▶ **Input rows**
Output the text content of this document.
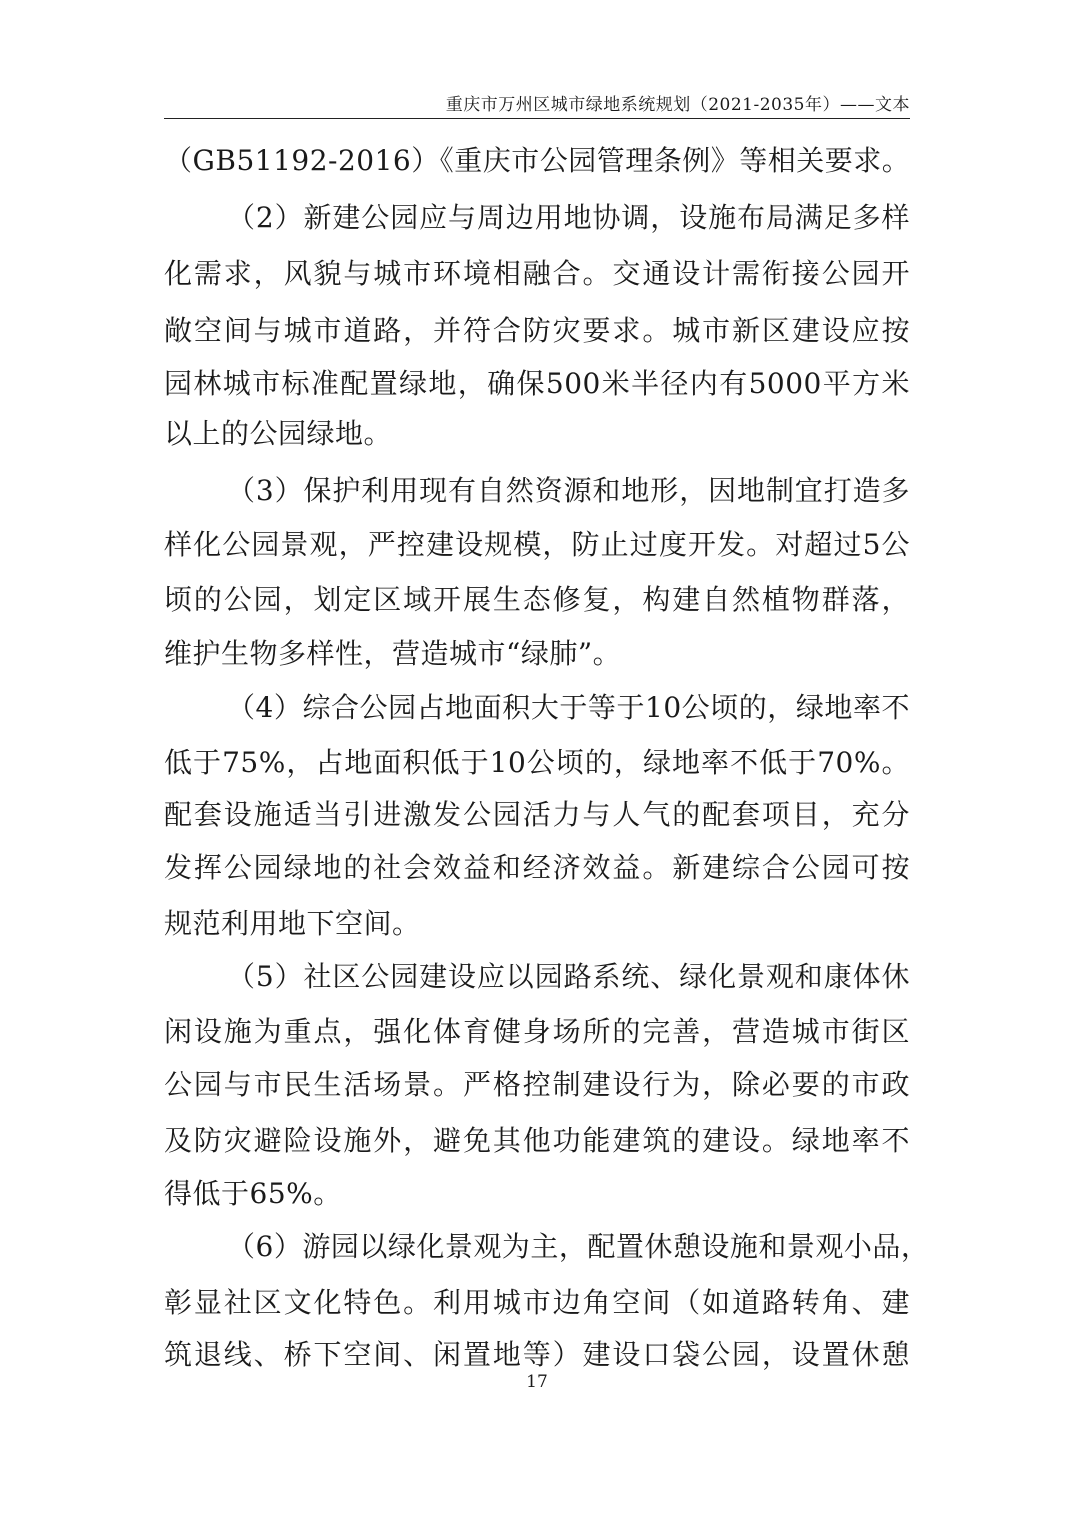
重庆市万州区城市绿地系统规划（2021-2035年）——文本
（GB51192-2016）《重庆市公园管理条例》等相关要求。
（2）新建公园应与周边用地协调，设施布局满足多样
化需求，风貌与城市环境相融合。交通设计需衔接公园开
敞空间与城市道路，并符合防灾要求。城市新区建设应按
园林城市标准配置绿地，确保500米半径内有5000平方米
以上的公园绿地。
（3）保护利用现有自然资源和地形，因地制宜打造多
样化公园景观，严控建设规模，防止过度开发。对超过5公
顷的公园，划定区域开展生态修复，构建自然植物群落，
维护生物多样性，营造城市“绿肺”。
（4）综合公园占地面积大于等于10公顷的，绿地率不
低于75%，占地面积低于10公顷的，绿地率不低于70%。
配套设施适当引进激发公园活力与人气的配套项目，充分
发挥公园绿地的社会效益和经济效益。新建综合公园可按
规范利用地下空间。
（5）社区公园建设应以园路系统、绿化景观和康体休
闲设施为重点，强化体育健身场所的完善，营造城市街区
公园与市民生活场景。严格控制建设行为，除必要的市政
及防灾避险设施外，避免其他功能建筑的建设。绿地率不
得低于65%。
（6）游园以绿化景观为主，配置休憩设施和景观小品，
彰显社区文化特色。利用城市边角空间（如道路转角、建
筑退线、桥下空间、闲置地等）建设口袋公园，设置休憩
17
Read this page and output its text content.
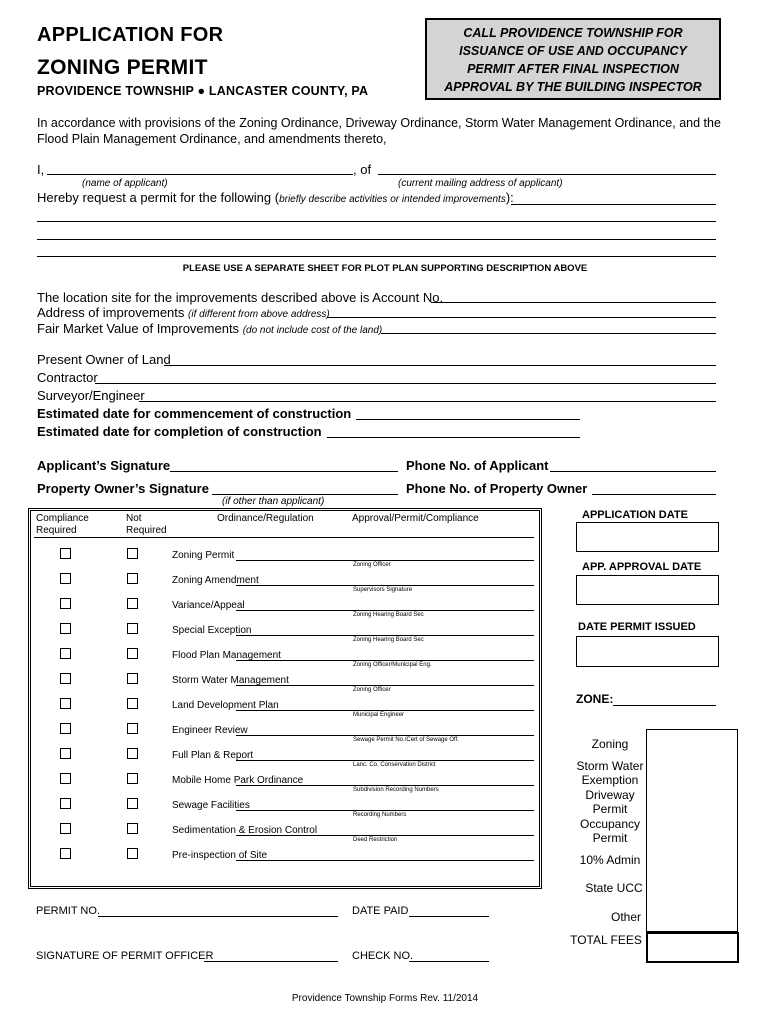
APPLICATION FOR
ZONING PERMIT
PROVIDENCE TOWNSHIP ● LANCASTER COUNTY, PA
CALL PROVIDENCE TOWNSHIP FOR
ISSUANCE OF USE AND OCCUPANCY
PERMIT AFTER FINAL INSPECTION
APPROVAL BY THE BUILDING INSPECTOR
In accordance with provisions of the Zoning Ordinance, Driveway Ordinance, Storm Water Management Ordinance, and the
Flood Plain Management Ordinance, and amendments thereto,
I,	, of
(name of applicant)	(current mailing address of applicant)
Hereby request a permit for the following (briefly describe activities or intended improvements):
PLEASE USE A SEPARATE SHEET FOR PLOT PLAN SUPPORTING DESCRIPTION ABOVE
The location site for the improvements described above is Account No.
Address of improvements (if different from above address)
Fair Market Value of Improvements (do not include cost of the land)
Present Owner of Land
Contractor
Surveyor/Engineer
Estimated date for commencement of construction
Estimated date for completion of construction
Applicant’s Signature	Phone No. of Applicant
Property Owner’s Signature	Phone No. of Property Owner
(if other than applicant)
Compliance
Required
Not
Required
Ordinance/Regulation	Approval/Permit/Compliance
Zoning Permit
Zoning Officer
Zoning Amendment
Supervisors Signature
Variance/Appeal
Zoning Hearing Board Sec
Special Exception
Zoning Hearing Board Sec
Flood Plan Management
Zoning Officer/Municipal Eng.
Storm Water Management
Zoning Officer
Land Development Plan
Municipal Engineer
Engineer Review
Sewage Permit No./Cert of Sewage Off.
Full Plan & Report
Lanc. Co. Conservation District
Mobile Home Park Ordinance
Subdivision Recording Numbers
Sewage Facilities
Recording Numbers
Sedimentation & Erosion Control
Deed Restriction
Pre-inspection of Site
APPLICATION DATE
APP. APPROVAL DATE
DATE PERMIT ISSUED
ZONE:
Zoning
Storm Water Exemption
Driveway Permit
Occupancy Permit
10% Admin
State UCC
Other
TOTAL FEES
PERMIT NO.	DATE PAID
SIGNATURE OF PERMIT OFFICER	CHECK NO.
Providence Township Forms Rev. 11/2014
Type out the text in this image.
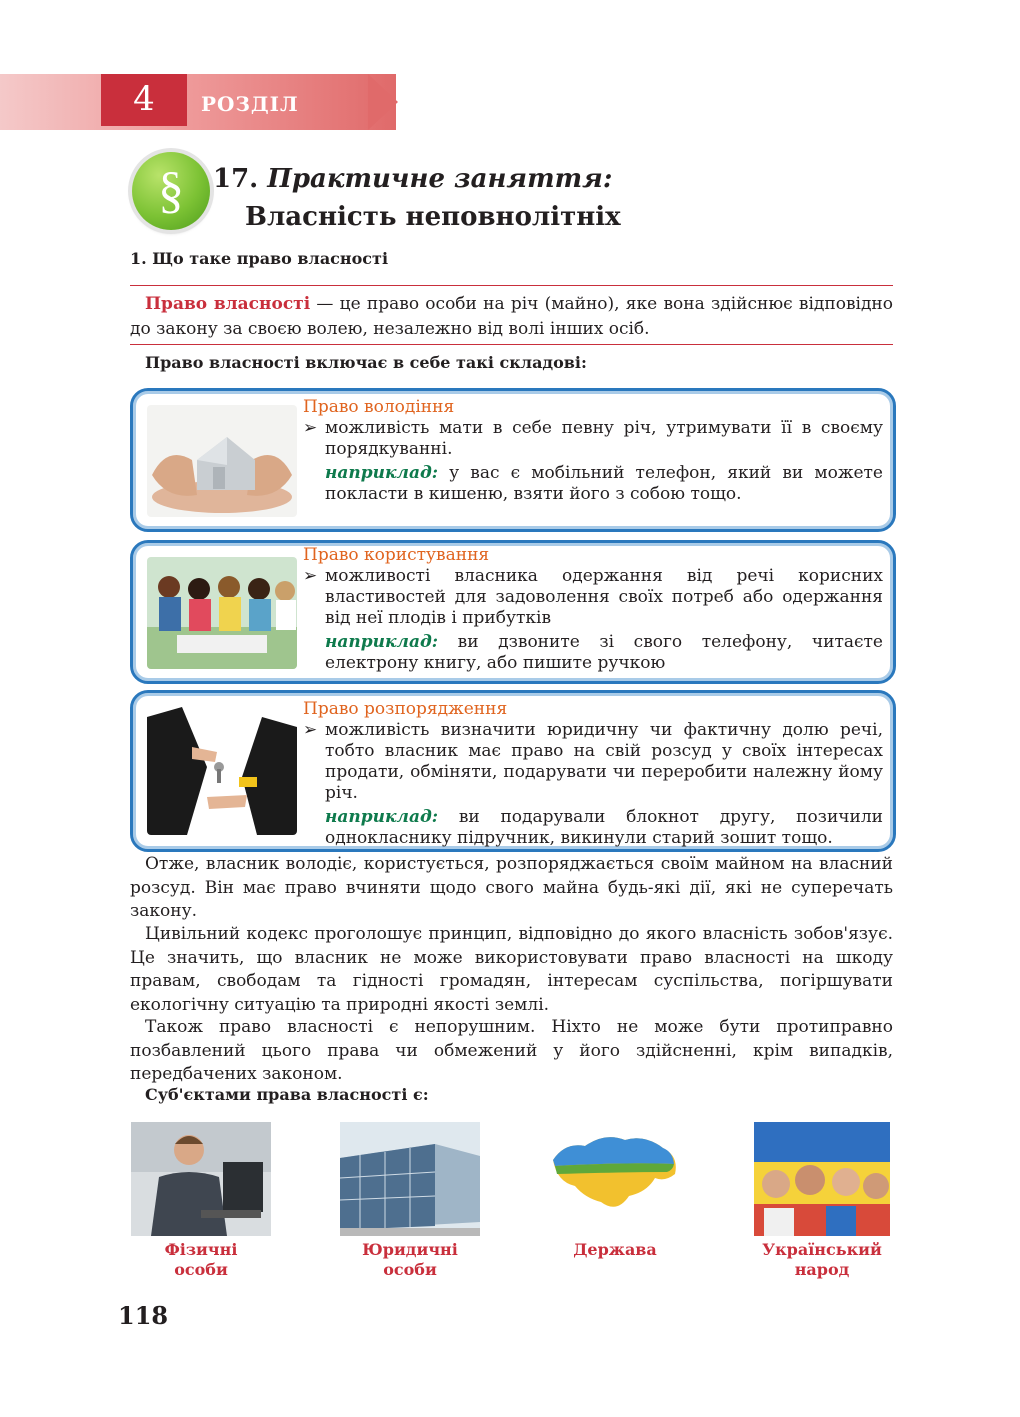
4	РОЗДІЛ
§	17. Практичне заняття:
Власність неповнолітніх
1. Що таке право власності
Право власності — це право особи на річ (майно), яке вона здійснює відповідно до закону за своєю волею, незалежно від волі інших осіб.
Право власності включає в себе такі складові:
Право володіння
➢ можливість мати в себе певну річ, утримувати її в своєму порядкуванні.
наприклад: у вас є мобільний телефон, який ви можете покласти в кишеню, взяти його з собою тощо.
Право користування
➢ можливості власника одержання від речі корисних властивостей для задоволення своїх потреб або одержання від неї плодів і прибутків
наприклад: ви дзвоните зі свого телефону, читаєте електрону книгу, або пишите ручкою
Право розпорядження
➢ можливість визначити юридичну чи фактичну долю речі, тобто власник має право на свій розсуд у своїх інтересах продати, обміняти, подарувати чи переробити належну йому річ.
наприклад: ви подарували блокнот другу, позичили однокласнику підручник, викинули старий зошит тощо.
Отже, власник володіє, користується, розпоряджається своїм майном на власний розсуд. Він має право вчиняти щодо свого майна будь-які дії, які не суперечать закону.
Цивільний кодекс проголошує принцип, відповідно до якого власність зобов'язує. Це значить, що власник не може використовувати право власності на шкоду правам, свободам та гідності громадян, інтересам суспільства, погіршувати екологічну ситуацію та природні якості землі.
Також право власності є непорушним. Ніхто не може бути протиправно позбавлений цього права чи обмежений у його здійсненні, крім випадків, передбачених законом.
Суб'єктами права власності є:
Фізичні
особи
Юридичні
особи
Держава	Український
народ
118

▶ **Problem details**
Reproduce the entries above without change, omitting all pictures.

▶ **Solution**
Output the text content of this document.
重庆市万州区城市绿地系统规划（2021-2035年）——文本
（GB51192-2016）《重庆市公园管理条例》等相关要求。
（2）新建公园应与周边用地协调，设施布局满足多样
化需求，风貌与城市环境相融合。交通设计需衔接公园开
敞空间与城市道路，并符合防灾要求。城市新区建设应按
园林城市标准配置绿地，确保500米半径内有5000平方米
以上的公园绿地。
（3）保护利用现有自然资源和地形，因地制宜打造多
样化公园景观，严控建设规模，防止过度开发。对超过5公
顷的公园，划定区域开展生态修复，构建自然植物群落，
维护生物多样性，营造城市“绿肺”。
（4）综合公园占地面积大于等于10公顷的，绿地率不
低于75%，占地面积低于10公顷的，绿地率不低于70%。
配套设施适当引进激发公园活力与人气的配套项目，充分
发挥公园绿地的社会效益和经济效益。新建综合公园可按
规范利用地下空间。
（5）社区公园建设应以园路系统、绿化景观和康体休
闲设施为重点，强化体育健身场所的完善，营造城市街区
公园与市民生活场景。严格控制建设行为，除必要的市政
及防灾避险设施外，避免其他功能建筑的建设。绿地率不
得低于65%。
（6）游园以绿化景观为主，配置休憩设施和景观小品，
彰显社区文化特色。利用城市边角空间（如道路转角、建
筑退线、桥下空间、闲置地等）建设口袋公园，设置休憩
17
Read this page and output its text content.
APPLICATION FOR
ZONING PERMIT
PROVIDENCE TOWNSHIP ● LANCASTER COUNTY, PA
CALL PROVIDENCE TOWNSHIP FOR
ISSUANCE OF USE AND OCCUPANCY
PERMIT AFTER FINAL INSPECTION
APPROVAL BY THE BUILDING INSPECTOR
In accordance with provisions of the Zoning Ordinance, Driveway Ordinance, Storm Water Management Ordinance, and the
Flood Plain Management Ordinance, and amendments thereto,
I,	, of
(name of applicant)	(current mailing address of applicant)
Hereby request a permit for the following (briefly describe activities or intended improvements):
PLEASE USE A SEPARATE SHEET FOR PLOT PLAN SUPPORTING DESCRIPTION ABOVE
The location site for the improvements described above is Account No.
Address of improvements (if different from above address)
Fair Market Value of Improvements (do not include cost of the land)
Present Owner of Land
Contractor
Surveyor/Engineer
Estimated date for commencement of construction
Estimated date for completion of construction
Applicant’s Signature	Phone No. of Applicant
Property Owner’s Signature	Phone No. of Property Owner
(if other than applicant)
Compliance
Required
Not
Required
Ordinance/Regulation	Approval/Permit/Compliance
Zoning Permit
Zoning Officer
Zoning Amendment
Supervisors Signature
Variance/Appeal
Zoning Hearing Board Sec
Special Exception
Zoning Hearing Board Sec
Flood Plan Management
Zoning Officer/Municipal Eng.
Storm Water Management
Zoning Officer
Land Development Plan
Municipal Engineer
Engineer Review
Sewage Permit No./Cert of Sewage Off.
Full Plan & Report
Lanc. Co. Conservation District
Mobile Home Park Ordinance
Subdivision Recording Numbers
Sewage Facilities
Recording Numbers
Sedimentation & Erosion Control
Deed Restriction
Pre-inspection of Site
APPLICATION DATE
APP. APPROVAL DATE
DATE PERMIT ISSUED
ZONE:
Zoning
Storm Water Exemption
Driveway Permit
Occupancy Permit
10% Admin
State UCC
Other
TOTAL FEES
PERMIT NO.	DATE PAID
SIGNATURE OF PERMIT OFFICER	CHECK NO.
Providence Township Forms Rev. 11/2014
Type out the text in this image.
4	РОЗДІЛ
§	17. Практичне заняття:
Власність неповнолітніх
1. Що таке право власності
Право власності — це право особи на річ (майно), яке вона здійснює відповідно до закону за своєю волею, незалежно від волі інших осіб.
Право власності включає в себе такі складові:
Право володіння
➢ можливість мати в себе певну річ, утримувати її в своєму порядкуванні.
наприклад: у вас є мобільний телефон, який ви можете покласти в кишеню, взяти його з собою тощо.
Право користування
➢ можливості власника одержання від речі корисних властивостей для задоволення своїх потреб або одержання від неї плодів і прибутків
наприклад: ви дзвоните зі свого телефону, читаєте електрону книгу, або пишите ручкою
Право розпорядження
➢ можливість визначити юридичну чи фактичну долю речі, тобто власник має право на свій розсуд у своїх інтересах продати, обміняти, подарувати чи переробити належну йому річ.
наприклад: ви подарували блокнот другу, позичили однокласнику підручник, викинули старий зошит тощо.
Отже, власник володіє, користується, розпоряджається своїм майном на власний розсуд. Він має право вчиняти щодо свого майна будь-які дії, які не суперечать закону.
Цивільний кодекс проголошує принцип, відповідно до якого власність зобов'язує. Це значить, що власник не може використовувати право власності на шкоду правам, свободам та гідності громадян, інтересам суспільства, погіршувати екологічну ситуацію та природні якості землі.
Також право власності є непорушним. Ніхто не може бути протиправно позбавлений цього права чи обмежений у його здійсненні, крім випадків, передбачених законом.
Суб'єктами права власності є:
Фізичні
особи
Юридичні
особи
Держава	Український
народ
118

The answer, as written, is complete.